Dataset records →
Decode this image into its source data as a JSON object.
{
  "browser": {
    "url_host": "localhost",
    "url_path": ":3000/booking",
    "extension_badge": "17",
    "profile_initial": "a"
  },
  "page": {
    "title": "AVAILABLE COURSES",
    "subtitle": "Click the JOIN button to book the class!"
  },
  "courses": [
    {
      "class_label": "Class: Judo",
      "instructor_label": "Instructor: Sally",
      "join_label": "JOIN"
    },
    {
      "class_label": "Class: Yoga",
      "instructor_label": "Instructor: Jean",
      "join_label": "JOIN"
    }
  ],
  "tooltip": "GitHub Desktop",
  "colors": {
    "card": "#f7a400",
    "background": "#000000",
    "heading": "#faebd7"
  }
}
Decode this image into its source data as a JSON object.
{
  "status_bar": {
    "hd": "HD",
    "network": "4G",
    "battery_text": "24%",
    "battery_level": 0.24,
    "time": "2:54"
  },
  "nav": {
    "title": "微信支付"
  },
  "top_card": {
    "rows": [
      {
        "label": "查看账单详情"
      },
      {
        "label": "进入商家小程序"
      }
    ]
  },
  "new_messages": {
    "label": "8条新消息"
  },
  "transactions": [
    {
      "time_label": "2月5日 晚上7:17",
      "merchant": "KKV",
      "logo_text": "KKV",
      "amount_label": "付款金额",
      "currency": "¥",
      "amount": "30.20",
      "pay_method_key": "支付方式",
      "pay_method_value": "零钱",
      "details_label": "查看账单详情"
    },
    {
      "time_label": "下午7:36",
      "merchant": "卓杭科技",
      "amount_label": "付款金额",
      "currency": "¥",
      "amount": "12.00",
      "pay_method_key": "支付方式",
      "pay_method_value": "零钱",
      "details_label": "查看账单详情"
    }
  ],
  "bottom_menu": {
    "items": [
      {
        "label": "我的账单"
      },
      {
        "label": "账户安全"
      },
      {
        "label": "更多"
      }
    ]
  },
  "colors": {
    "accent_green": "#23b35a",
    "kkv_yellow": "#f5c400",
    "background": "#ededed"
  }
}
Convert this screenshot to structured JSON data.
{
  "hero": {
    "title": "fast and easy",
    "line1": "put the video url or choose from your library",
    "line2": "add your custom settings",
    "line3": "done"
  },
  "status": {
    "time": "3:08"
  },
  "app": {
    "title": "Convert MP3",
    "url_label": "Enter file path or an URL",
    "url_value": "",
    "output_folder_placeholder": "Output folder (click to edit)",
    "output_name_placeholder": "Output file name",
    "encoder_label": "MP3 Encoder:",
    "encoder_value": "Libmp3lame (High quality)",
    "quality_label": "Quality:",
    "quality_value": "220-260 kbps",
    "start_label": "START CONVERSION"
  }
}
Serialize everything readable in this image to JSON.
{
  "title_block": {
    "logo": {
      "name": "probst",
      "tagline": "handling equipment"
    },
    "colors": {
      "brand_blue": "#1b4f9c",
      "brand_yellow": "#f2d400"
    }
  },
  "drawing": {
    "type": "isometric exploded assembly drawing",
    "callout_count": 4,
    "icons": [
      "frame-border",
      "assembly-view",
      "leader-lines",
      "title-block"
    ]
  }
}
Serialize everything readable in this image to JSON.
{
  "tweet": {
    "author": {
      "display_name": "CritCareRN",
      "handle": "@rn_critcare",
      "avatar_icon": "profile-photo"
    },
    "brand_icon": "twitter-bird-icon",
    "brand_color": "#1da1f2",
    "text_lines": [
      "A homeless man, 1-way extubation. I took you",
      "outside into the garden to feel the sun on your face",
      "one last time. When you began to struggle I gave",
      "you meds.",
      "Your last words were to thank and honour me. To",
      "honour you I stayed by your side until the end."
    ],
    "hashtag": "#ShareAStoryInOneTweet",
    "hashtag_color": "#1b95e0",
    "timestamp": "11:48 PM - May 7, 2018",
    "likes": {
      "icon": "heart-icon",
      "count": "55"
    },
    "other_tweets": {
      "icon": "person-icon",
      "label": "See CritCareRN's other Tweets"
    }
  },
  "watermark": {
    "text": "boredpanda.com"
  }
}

Requirement → Output the records exactly, including every line.

Result of this exercise →
Decode this image into its source data as a JSON object.
{
  "browser": {
    "url_host": "localhost",
    "url_path": ":3000/booking",
    "extension_badge": "17",
    "profile_initial": "a"
  },
  "page": {
    "title": "AVAILABLE COURSES",
    "subtitle": "Click the JOIN button to book the class!"
  },
  "courses": [
    {
      "class_label": "Class: Judo",
      "instructor_label": "Instructor: Sally",
      "join_label": "JOIN"
    },
    {
      "class_label": "Class: Yoga",
      "instructor_label": "Instructor: Jean",
      "join_label": "JOIN"
    }
  ],
  "tooltip": "GitHub Desktop",
  "colors": {
    "card": "#f7a400",
    "background": "#000000",
    "heading": "#faebd7"
  }
}
Decode this image into its source data as a JSON object.
{
  "status_bar": {
    "hd": "HD",
    "network": "4G",
    "battery_text": "24%",
    "battery_level": 0.24,
    "time": "2:54"
  },
  "nav": {
    "title": "微信支付"
  },
  "top_card": {
    "rows": [
      {
        "label": "查看账单详情"
      },
      {
        "label": "进入商家小程序"
      }
    ]
  },
  "new_messages": {
    "label": "8条新消息"
  },
  "transactions": [
    {
      "time_label": "2月5日 晚上7:17",
      "merchant": "KKV",
      "logo_text": "KKV",
      "amount_label": "付款金额",
      "currency": "¥",
      "amount": "30.20",
      "pay_method_key": "支付方式",
      "pay_method_value": "零钱",
      "details_label": "查看账单详情"
    },
    {
      "time_label": "下午7:36",
      "merchant": "卓杭科技",
      "amount_label": "付款金额",
      "currency": "¥",
      "amount": "12.00",
      "pay_method_key": "支付方式",
      "pay_method_value": "零钱",
      "details_label": "查看账单详情"
    }
  ],
  "bottom_menu": {
    "items": [
      {
        "label": "我的账单"
      },
      {
        "label": "账户安全"
      },
      {
        "label": "更多"
      }
    ]
  },
  "colors": {
    "accent_green": "#23b35a",
    "kkv_yellow": "#f5c400",
    "background": "#ededed"
  }
}
Convert this screenshot to structured JSON data.
{
  "hero": {
    "title": "fast and easy",
    "line1": "put the video url or choose from your library",
    "line2": "add your custom settings",
    "line3": "done"
  },
  "status": {
    "time": "3:08"
  },
  "app": {
    "title": "Convert MP3",
    "url_label": "Enter file path or an URL",
    "url_value": "",
    "output_folder_placeholder": "Output folder (click to edit)",
    "output_name_placeholder": "Output file name",
    "encoder_label": "MP3 Encoder:",
    "encoder_value": "Libmp3lame (High quality)",
    "quality_label": "Quality:",
    "quality_value": "220-260 kbps",
    "start_label": "START CONVERSION"
  }
}
Serialize everything readable in this image to JSON.
{
  "title_block": {
    "logo": {
      "name": "probst",
      "tagline": "handling equipment"
    },
    "colors": {
      "brand_blue": "#1b4f9c",
      "brand_yellow": "#f2d400"
    }
  },
  "drawing": {
    "type": "isometric exploded assembly drawing",
    "callout_count": 4,
    "icons": [
      "frame-border",
      "assembly-view",
      "leader-lines",
      "title-block"
    ]
  }
}
Serialize everything readable in this image to JSON.
{
  "tweet": {
    "author": {
      "display_name": "CritCareRN",
      "handle": "@rn_critcare",
      "avatar_icon": "profile-photo"
    },
    "brand_icon": "twitter-bird-icon",
    "brand_color": "#1da1f2",
    "text_lines": [
      "A homeless man, 1-way extubation. I took you",
      "outside into the garden to feel the sun on your face",
      "one last time. When you began to struggle I gave",
      "you meds.",
      "Your last words were to thank and honour me. To",
      "honour you I stayed by your side until the end."
    ],
    "hashtag": "#ShareAStoryInOneTweet",
    "hashtag_color": "#1b95e0",
    "timestamp": "11:48 PM - May 7, 2018",
    "likes": {
      "icon": "heart-icon",
      "count": "55"
    },
    "other_tweets": {
      "icon": "person-icon",
      "label": "See CritCareRN's other Tweets"
    }
  },
  "watermark": {
    "text": "boredpanda.com"
  }
}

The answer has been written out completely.